The input |
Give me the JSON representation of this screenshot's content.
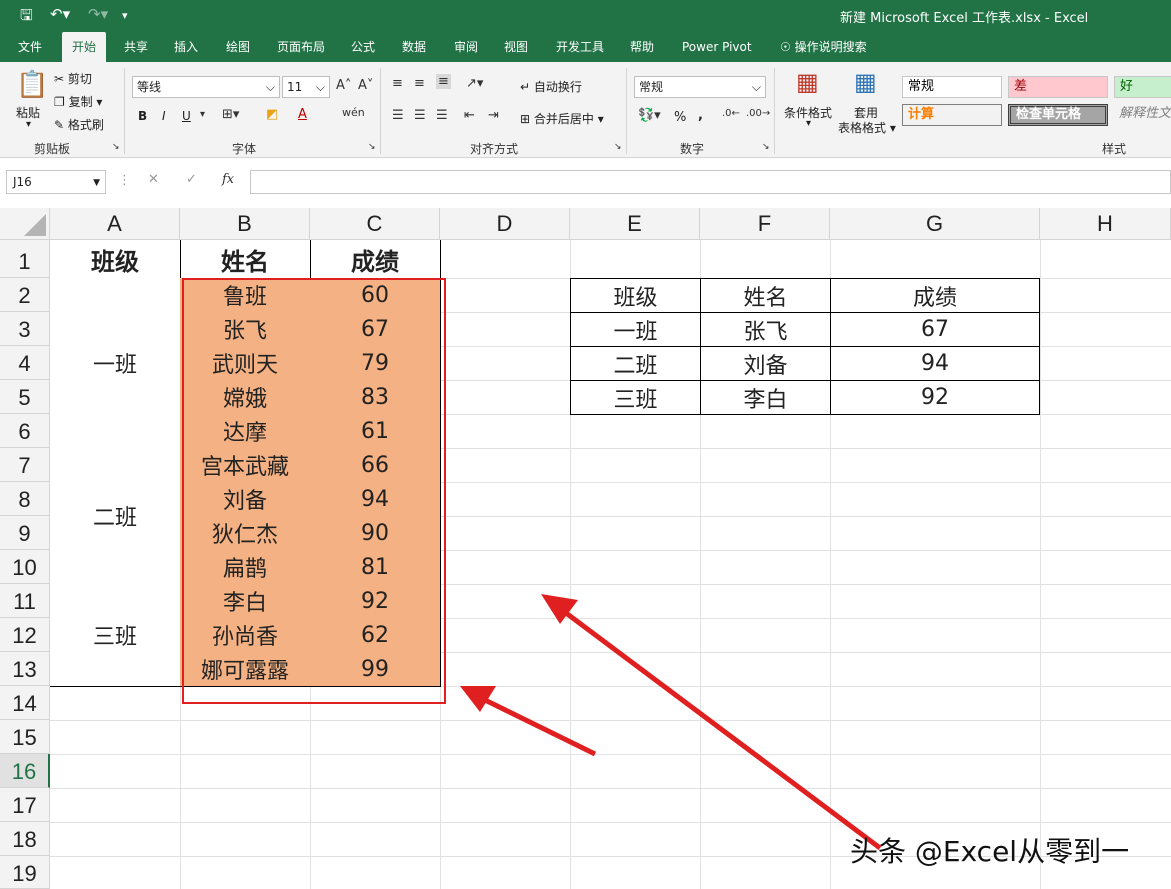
{
  "window": {
    "title": "新建 Microsoft Excel 工作表.xlsx  -  Excel"
  },
  "tabs": [
    "文件",
    "开始",
    "共享",
    "插入",
    "绘图",
    "页面布局",
    "公式",
    "数据",
    "审阅",
    "视图",
    "开发工具",
    "帮助",
    "Power Pivot",
    "操作说明搜索"
  ],
  "ribbon": {
    "clipboard": {
      "paste": "粘贴",
      "cut": "剪切",
      "copy": "复制",
      "format_painter": "格式刷",
      "label": "剪贴板"
    },
    "font": {
      "name": "等线",
      "size": "11",
      "bold": "B",
      "italic": "I",
      "underline": "U",
      "label": "字体"
    },
    "alignment": {
      "wrap": "自动换行",
      "merge": "合并后居中",
      "label": "对齐方式"
    },
    "number": {
      "format": "常规",
      "percent": "%",
      "comma": ",",
      "label": "数字"
    },
    "styles": {
      "cond_format": "条件格式",
      "table_format_1": "套用",
      "table_format_2": "表格格式",
      "normal": "常规",
      "bad": "差",
      "good": "好",
      "calc": "计算",
      "check": "检查单元格",
      "explain": "解释性文",
      "label": "样式"
    }
  },
  "formula_bar": {
    "name_box": "J16",
    "fx": "fx",
    "value": ""
  },
  "columns": [
    "A",
    "B",
    "C",
    "D",
    "E",
    "F",
    "G",
    "H"
  ],
  "rows": [
    "1",
    "2",
    "3",
    "4",
    "5",
    "6",
    "7",
    "8",
    "9",
    "10",
    "11",
    "12",
    "13",
    "14",
    "15",
    "16",
    "17",
    "18",
    "19"
  ],
  "selected_row": "16",
  "table1": {
    "headers": [
      "班级",
      "姓名",
      "成绩"
    ],
    "classes": [
      "一班",
      "二班",
      "三班"
    ],
    "records": [
      [
        "鲁班",
        "60"
      ],
      [
        "张飞",
        "67"
      ],
      [
        "武则天",
        "79"
      ],
      [
        "嫦娥",
        "83"
      ],
      [
        "达摩",
        "61"
      ],
      [
        "宫本武藏",
        "66"
      ],
      [
        "刘备",
        "94"
      ],
      [
        "狄仁杰",
        "90"
      ],
      [
        "扁鹊",
        "81"
      ],
      [
        "李白",
        "92"
      ],
      [
        "孙尚香",
        "62"
      ],
      [
        "娜可露露",
        "99"
      ]
    ]
  },
  "table2": {
    "headers": [
      "班级",
      "姓名",
      "成绩"
    ],
    "rows": [
      [
        "一班",
        "张飞",
        "67"
      ],
      [
        "二班",
        "刘备",
        "94"
      ],
      [
        "三班",
        "李白",
        "92"
      ]
    ]
  },
  "watermark": "头条 @Excel从零到一",
  "colors": {
    "excel_green": "#217346",
    "highlight": "#f4b183",
    "annotation_red": "#e02020"
  }
}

Challenge |
Write out the records above exactly as they appear, leaving out any pictures.

Reply to the task |
Give me the JSON representation of this screenshot's content.
{
  "window": {
    "title": "新建 Microsoft Excel 工作表.xlsx  -  Excel"
  },
  "tabs": [
    "文件",
    "开始",
    "共享",
    "插入",
    "绘图",
    "页面布局",
    "公式",
    "数据",
    "审阅",
    "视图",
    "开发工具",
    "帮助",
    "Power Pivot",
    "操作说明搜索"
  ],
  "ribbon": {
    "clipboard": {
      "paste": "粘贴",
      "cut": "剪切",
      "copy": "复制",
      "format_painter": "格式刷",
      "label": "剪贴板"
    },
    "font": {
      "name": "等线",
      "size": "11",
      "bold": "B",
      "italic": "I",
      "underline": "U",
      "label": "字体"
    },
    "alignment": {
      "wrap": "自动换行",
      "merge": "合并后居中",
      "label": "对齐方式"
    },
    "number": {
      "format": "常规",
      "percent": "%",
      "comma": ",",
      "label": "数字"
    },
    "styles": {
      "cond_format": "条件格式",
      "table_format_1": "套用",
      "table_format_2": "表格格式",
      "normal": "常规",
      "bad": "差",
      "good": "好",
      "calc": "计算",
      "check": "检查单元格",
      "explain": "解释性文",
      "label": "样式"
    }
  },
  "formula_bar": {
    "name_box": "J16",
    "fx": "fx",
    "value": ""
  },
  "columns": [
    "A",
    "B",
    "C",
    "D",
    "E",
    "F",
    "G",
    "H"
  ],
  "rows": [
    "1",
    "2",
    "3",
    "4",
    "5",
    "6",
    "7",
    "8",
    "9",
    "10",
    "11",
    "12",
    "13",
    "14",
    "15",
    "16",
    "17",
    "18",
    "19"
  ],
  "selected_row": "16",
  "table1": {
    "headers": [
      "班级",
      "姓名",
      "成绩"
    ],
    "classes": [
      "一班",
      "二班",
      "三班"
    ],
    "records": [
      [
        "鲁班",
        "60"
      ],
      [
        "张飞",
        "67"
      ],
      [
        "武则天",
        "79"
      ],
      [
        "嫦娥",
        "83"
      ],
      [
        "达摩",
        "61"
      ],
      [
        "宫本武藏",
        "66"
      ],
      [
        "刘备",
        "94"
      ],
      [
        "狄仁杰",
        "90"
      ],
      [
        "扁鹊",
        "81"
      ],
      [
        "李白",
        "92"
      ],
      [
        "孙尚香",
        "62"
      ],
      [
        "娜可露露",
        "99"
      ]
    ]
  },
  "table2": {
    "headers": [
      "班级",
      "姓名",
      "成绩"
    ],
    "rows": [
      [
        "一班",
        "张飞",
        "67"
      ],
      [
        "二班",
        "刘备",
        "94"
      ],
      [
        "三班",
        "李白",
        "92"
      ]
    ]
  },
  "watermark": "头条 @Excel从零到一",
  "colors": {
    "excel_green": "#217346",
    "highlight": "#f4b183",
    "annotation_red": "#e02020"
  }
}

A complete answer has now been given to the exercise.